▶ **RECORD SET**:

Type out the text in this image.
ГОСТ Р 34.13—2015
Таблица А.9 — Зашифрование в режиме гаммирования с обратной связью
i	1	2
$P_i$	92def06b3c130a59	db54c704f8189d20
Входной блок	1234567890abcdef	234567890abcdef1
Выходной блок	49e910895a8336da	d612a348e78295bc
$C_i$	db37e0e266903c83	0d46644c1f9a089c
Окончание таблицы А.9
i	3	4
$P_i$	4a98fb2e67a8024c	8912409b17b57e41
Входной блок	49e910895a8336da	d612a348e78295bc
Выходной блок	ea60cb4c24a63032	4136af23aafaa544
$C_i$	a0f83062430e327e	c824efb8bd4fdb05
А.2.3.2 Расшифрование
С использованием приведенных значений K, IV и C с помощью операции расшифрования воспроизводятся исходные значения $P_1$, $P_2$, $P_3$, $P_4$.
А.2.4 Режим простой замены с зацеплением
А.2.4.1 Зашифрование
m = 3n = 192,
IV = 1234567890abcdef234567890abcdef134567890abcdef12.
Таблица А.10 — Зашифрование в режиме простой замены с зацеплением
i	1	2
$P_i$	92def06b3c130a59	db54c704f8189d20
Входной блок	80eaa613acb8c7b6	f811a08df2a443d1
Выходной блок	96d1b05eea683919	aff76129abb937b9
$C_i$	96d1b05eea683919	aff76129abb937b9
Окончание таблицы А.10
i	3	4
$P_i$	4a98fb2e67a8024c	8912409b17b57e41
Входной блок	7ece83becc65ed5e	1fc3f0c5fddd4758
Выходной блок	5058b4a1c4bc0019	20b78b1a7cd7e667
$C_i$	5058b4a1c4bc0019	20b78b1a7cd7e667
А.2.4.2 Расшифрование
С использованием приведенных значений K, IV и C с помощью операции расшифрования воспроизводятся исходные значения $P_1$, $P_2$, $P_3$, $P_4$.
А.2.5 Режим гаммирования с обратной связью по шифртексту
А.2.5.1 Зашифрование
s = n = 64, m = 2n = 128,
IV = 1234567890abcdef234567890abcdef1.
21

▶ **GIVEN PROBLEM**: Your task is to transcribe the listing above in full, exactly as given.

▶ **RESULT**:
Type out the text in this image.
ГОСТ Р 34.13—2015
Таблица А.9 — Зашифрование в режиме гаммирования с обратной связью
i	1	2
$P_i$	92def06b3c130a59	db54c704f8189d20
Входной блок	1234567890abcdef	234567890abcdef1
Выходной блок	49e910895a8336da	d612a348e78295bc
$C_i$	db37e0e266903c83	0d46644c1f9a089c
Окончание таблицы А.9
i	3	4
$P_i$	4a98fb2e67a8024c	8912409b17b57e41
Входной блок	49e910895a8336da	d612a348e78295bc
Выходной блок	ea60cb4c24a63032	4136af23aafaa544
$C_i$	a0f83062430e327e	c824efb8bd4fdb05
А.2.3.2 Расшифрование
С использованием приведенных значений K, IV и C с помощью операции расшифрования воспроизводятся исходные значения $P_1$, $P_2$, $P_3$, $P_4$.
А.2.4 Режим простой замены с зацеплением
А.2.4.1 Зашифрование
m = 3n = 192,
IV = 1234567890abcdef234567890abcdef134567890abcdef12.
Таблица А.10 — Зашифрование в режиме простой замены с зацеплением
i	1	2
$P_i$	92def06b3c130a59	db54c704f8189d20
Входной блок	80eaa613acb8c7b6	f811a08df2a443d1
Выходной блок	96d1b05eea683919	aff76129abb937b9
$C_i$	96d1b05eea683919	aff76129abb937b9
Окончание таблицы А.10
i	3	4
$P_i$	4a98fb2e67a8024c	8912409b17b57e41
Входной блок	7ece83becc65ed5e	1fc3f0c5fddd4758
Выходной блок	5058b4a1c4bc0019	20b78b1a7cd7e667
$C_i$	5058b4a1c4bc0019	20b78b1a7cd7e667
А.2.4.2 Расшифрование
С использованием приведенных значений K, IV и C с помощью операции расшифрования воспроизводятся исходные значения $P_1$, $P_2$, $P_3$, $P_4$.
А.2.5 Режим гаммирования с обратной связью по шифртексту
А.2.5.1 Зашифрование
s = n = 64, m = 2n = 128,
IV = 1234567890abcdef234567890abcdef1.
21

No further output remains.